─── EXCERPT TO READ ───

THE BAPTISM IN THE HOLY SPIRIT
There is a moment in the Hebrew wedding process that changes everything.
The proposal has been made and accepted. The young man and the young woman have said yes to each other. They are committed. The betrothal is real and legally binding. But there is a further step — the signing of the ketubah, the marriage covenant document, accompanied by gifts from the bridegroom to the bride. This is the formal covenant commitment, the point at which the relationship moves from betrothal into full covenant partnership. The bride is now consecrated — set apart, sanctified, belonging entirely to her bridegroom. She has been given gifts. She is prepared. She is waiting for his return.
This is the picture Scripture uses for what happens when a believer receives the baptism in the Holy Spirit.

───

- **PROMPT A**:
Answer these questions about the passage on the baptism in the Holy Spirit:
(i) What does the passage say the moment in the Hebrew wedding process does?
(ii) What document is signed at the further step after the betrothal, and what accompanies it?
(iii) What does Scripture use this picture for?

─── RECORDS SHOWN ───

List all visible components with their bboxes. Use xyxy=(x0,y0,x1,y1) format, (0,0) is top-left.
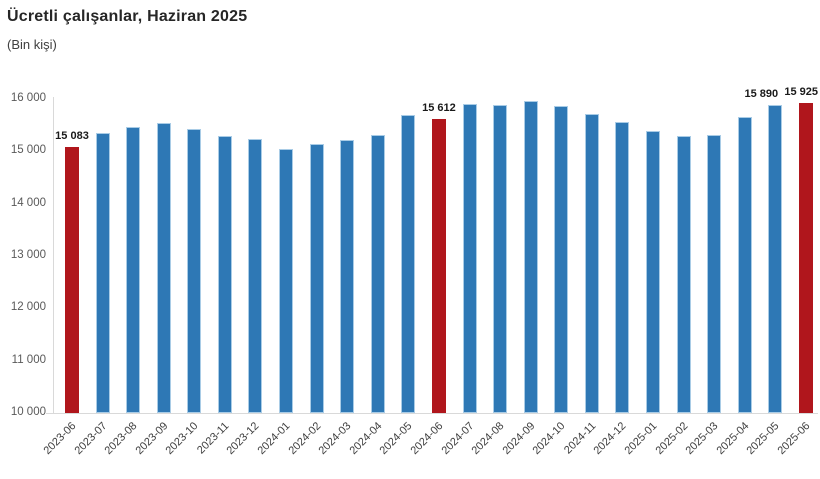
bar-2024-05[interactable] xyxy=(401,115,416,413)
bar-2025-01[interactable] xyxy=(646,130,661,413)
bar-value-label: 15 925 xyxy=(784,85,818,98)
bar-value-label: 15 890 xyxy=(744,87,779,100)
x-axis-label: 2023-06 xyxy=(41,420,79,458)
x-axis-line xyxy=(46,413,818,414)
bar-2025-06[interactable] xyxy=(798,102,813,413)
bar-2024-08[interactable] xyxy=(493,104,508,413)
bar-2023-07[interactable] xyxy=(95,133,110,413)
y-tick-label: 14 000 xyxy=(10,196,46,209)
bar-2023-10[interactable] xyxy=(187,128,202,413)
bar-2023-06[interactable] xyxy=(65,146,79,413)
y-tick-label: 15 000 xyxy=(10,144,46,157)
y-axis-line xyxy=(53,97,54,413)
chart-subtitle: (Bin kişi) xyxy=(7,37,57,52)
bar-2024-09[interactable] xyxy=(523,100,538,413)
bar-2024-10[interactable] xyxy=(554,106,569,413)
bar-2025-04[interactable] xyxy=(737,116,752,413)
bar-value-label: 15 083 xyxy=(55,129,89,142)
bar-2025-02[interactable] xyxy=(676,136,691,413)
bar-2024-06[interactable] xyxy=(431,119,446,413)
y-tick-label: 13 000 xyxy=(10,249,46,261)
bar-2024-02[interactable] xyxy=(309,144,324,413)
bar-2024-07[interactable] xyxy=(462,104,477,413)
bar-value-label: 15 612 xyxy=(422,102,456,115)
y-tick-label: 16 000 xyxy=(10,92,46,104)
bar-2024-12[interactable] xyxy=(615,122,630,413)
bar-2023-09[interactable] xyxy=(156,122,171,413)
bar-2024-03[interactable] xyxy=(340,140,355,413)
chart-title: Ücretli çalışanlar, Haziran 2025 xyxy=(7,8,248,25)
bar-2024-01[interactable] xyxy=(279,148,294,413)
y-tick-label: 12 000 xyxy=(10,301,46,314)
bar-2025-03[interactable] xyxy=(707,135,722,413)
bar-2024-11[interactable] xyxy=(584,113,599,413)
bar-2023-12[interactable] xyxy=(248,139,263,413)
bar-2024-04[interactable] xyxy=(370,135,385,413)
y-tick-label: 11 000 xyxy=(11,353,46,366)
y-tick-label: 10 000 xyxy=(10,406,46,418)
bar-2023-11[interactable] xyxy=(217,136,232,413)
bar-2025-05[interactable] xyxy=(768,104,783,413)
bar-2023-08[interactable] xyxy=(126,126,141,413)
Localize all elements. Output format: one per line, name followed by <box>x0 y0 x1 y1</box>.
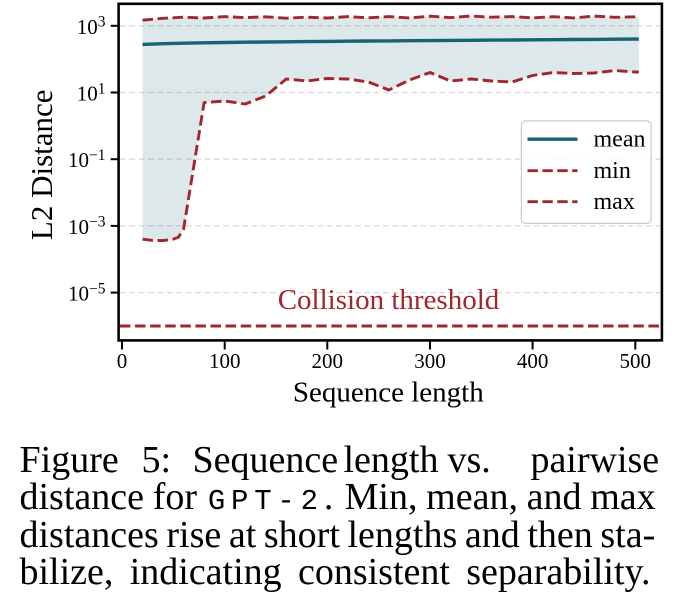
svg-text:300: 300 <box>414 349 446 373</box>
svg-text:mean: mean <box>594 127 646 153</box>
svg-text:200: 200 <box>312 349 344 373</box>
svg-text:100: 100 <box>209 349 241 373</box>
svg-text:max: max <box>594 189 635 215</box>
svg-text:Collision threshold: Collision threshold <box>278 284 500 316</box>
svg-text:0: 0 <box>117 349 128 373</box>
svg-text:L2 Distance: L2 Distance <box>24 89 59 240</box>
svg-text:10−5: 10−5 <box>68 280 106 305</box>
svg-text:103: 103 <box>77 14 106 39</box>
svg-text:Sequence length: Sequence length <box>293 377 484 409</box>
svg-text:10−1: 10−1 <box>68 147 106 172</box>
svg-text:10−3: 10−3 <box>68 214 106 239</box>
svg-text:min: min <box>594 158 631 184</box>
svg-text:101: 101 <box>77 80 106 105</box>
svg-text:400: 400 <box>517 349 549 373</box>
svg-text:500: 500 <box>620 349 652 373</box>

───

- **PROMPT B**: Render the stretch of the listing from the line containing "svg-text:300: 300 <box>414 349 446 373</box>" through the end of the listing as a Markdown table with the columns Row and Line. Number the rows and leave out blank lines.

- **FULL OUTPUT A**:
(i) It changes everything.
(ii) The ketubah, the marriage covenant document, accompanied by gifts from the bridegroom to the bride.
(iii) For what happens when a believer receives the baptism in the Holy Spirit.

- **FULL OUTPUT B**:
| Row | Line |
|---|---|
| 1 | svg-text:300: 300 <box>414 349 446 373</box> |
| 2 | svg-text:mean: mean <box>594 127 646 153</box> |
| 3 | svg-text:200: 200 <box>312 349 344 373</box> |
| 4 | svg-text:100: 100 <box>209 349 241 373</box> |
| 5 | svg-text:max: max <box>594 189 635 215</box> |
| 6 | svg-text:Collision threshold: Collision threshold <box>278 284 500 316</box> |
| 7 | svg-text:0: 0 <box>117 349 128 373</box> |
| 8 | svg-text:L2 Distance: L2 Distance <box>24 89 59 240</box> |
| 9 | svg-text:10−5: 10−5 <box>68 280 106 305</box> |
| 10 | svg-text:103: 103 <box>77 14 106 39</box> |
| 11 | svg-text:Sequence length: Sequence length <box>293 377 484 409</box> |
| 12 | svg-text:10−1: 10−1 <box>68 147 106 172</box> |
| 13 | svg-text:10−3: 10−3 <box>68 214 106 239</box> |
| 14 | svg-text:min: min <box>594 158 631 184</box> |
| 15 | svg-text:101: 101 <box>77 80 106 105</box> |
| 16 | svg-text:400: 400 <box>517 349 549 373</box> |
| 17 | svg-text:500: 500 <box>620 349 652 373</box> |